=== The problem ===
State the number of lines that hold the string "подушке", with nothing added.

=== Supplied information ===
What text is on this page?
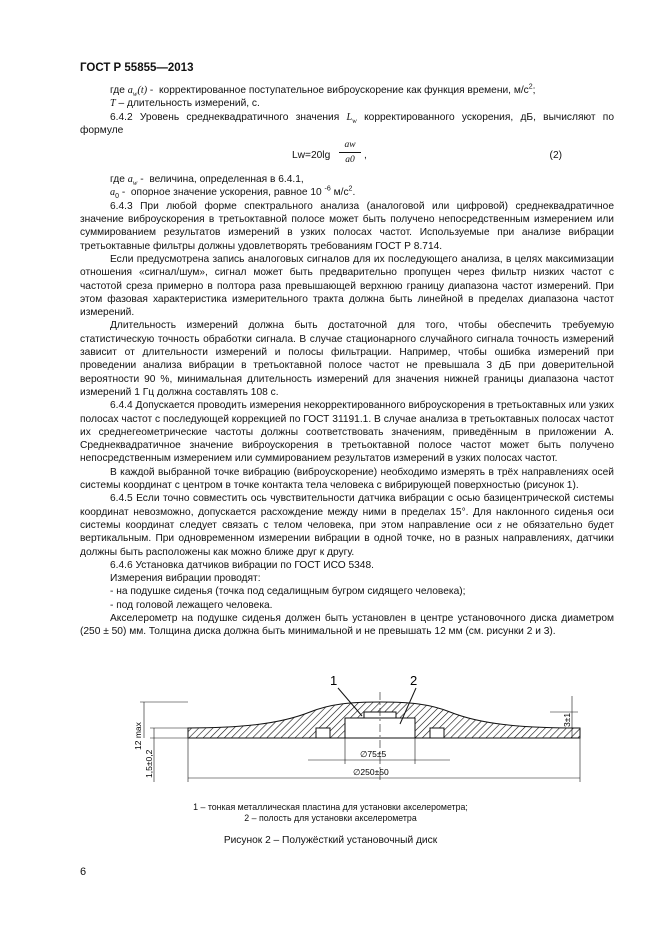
ГОСТ Р 55855—2013

где $a_w(t)$ -  корректированное поступательное виброускорение как функция времени, $м/с^2$;

T – длительность измерений, с.

6.4.2 Уровень среднеквадратичного значения $L_w$ корректированного ускорения, дБ, вычисляют по формуле

Lw=20lg
aw
a0 ,	(2)

где $a_w$ -  величина, определенная в 6.4.1,

$a_0$ -  опорное значение ускорения, равное 10 $^{-6}$ $м/с^2$.

6.4.3 При любой форме спектрального анализа (аналоговой или цифровой) среднеквадратичное значение виброускорения в третьоктавной полосе может быть получено непосредственным измерением или суммированием результатов измерений в узких полосах частот. Используемые при анализе вибрации третьоктавные фильтры должны удовлетворять требованиям ГОСТ Р 8.714.

Если предусмотрена запись аналоговых сигналов для их последующего анализа, в целях максимизации отношения «сигнал/шум», сигнал может быть предварительно пропущен через фильтр низких частот с частотой среза примерно в полтора раза превышающей верхнюю границу диапазона частот измерений. При этом фазовая характеристика измерительного тракта должна быть линейной в пределах диапазона частот измерений.

Длительность измерений должна быть достаточной для того, чтобы обеспечить требуемую статистическую точность обработки сигнала. В случае стационарного случайного сигнала точность измерений зависит от длительности измерений и полосы фильтрации. Например, чтобы ошибка измерений при проведении анализа вибрации в третьоктавной полосе частот не превышала 3 дБ при доверительной вероятности 90 %, минимальная длительность измерений для значения нижней границы диапазона частот измерений 1 Гц должна составлять 108 с.

6.4.4 Допускается проводить измерения некорректированного виброускорения в третьоктавных или узких полосах частот с последующей коррекцией по ГОСТ 31191.1. В случае анализа в третьоктавных полосах частот их среднегеометрические частоты должны соответствовать значениям, приведённым в приложении А. Среднеквадратичное значение виброускорения в третьоктавной полосе частот может быть получено непосредственным измерением или суммированием результатов измерений в узких полосах частот.

В каждой выбранной точке вибрацию (виброускорение) необходимо измерять в трёх направлениях осей системы координат с центром в точке контакта тела человека с вибрирующей поверхностью (рисунок 1).

6.4.5 Если точно совместить ось чувствительности датчика вибрации с осью базицентрической системы координат невозможно, допускается расхождение между ними в пределах 15°. Для наклонного сиденья оси системы координат следует связать с телом человека, при этом направление оси z не обязательно будет вертикальным. При одновременном измерении вибрации в одной точке, но в разных направлениях, датчики должны быть расположены как можно ближе друг к другу.

6.4.6 Установка датчиков вибрации по ГОСТ ИСО 5348.

Измерения вибрации проводят:

- на подушке сиденья (точка под седалищным бугром сидящего человека);

- под головой лежащего человека.

Акселерометр на подушке сиденья должен быть установлен в центре установочного диска диаметром (250 ± 50) мм. Толщина диска должна быть минимальной и не превышать 12 мм (см. рисунки 2 и 3).

1	2
12 max
1,5±0,2
3±1
∅75±5
∅250±50
1 – тонкая металлическая пластина для установки акселерометра;
2 – полость для установки акселерометра
Рисунок 2 – Полужёсткий установочный диск
6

=== Exercise output ===
2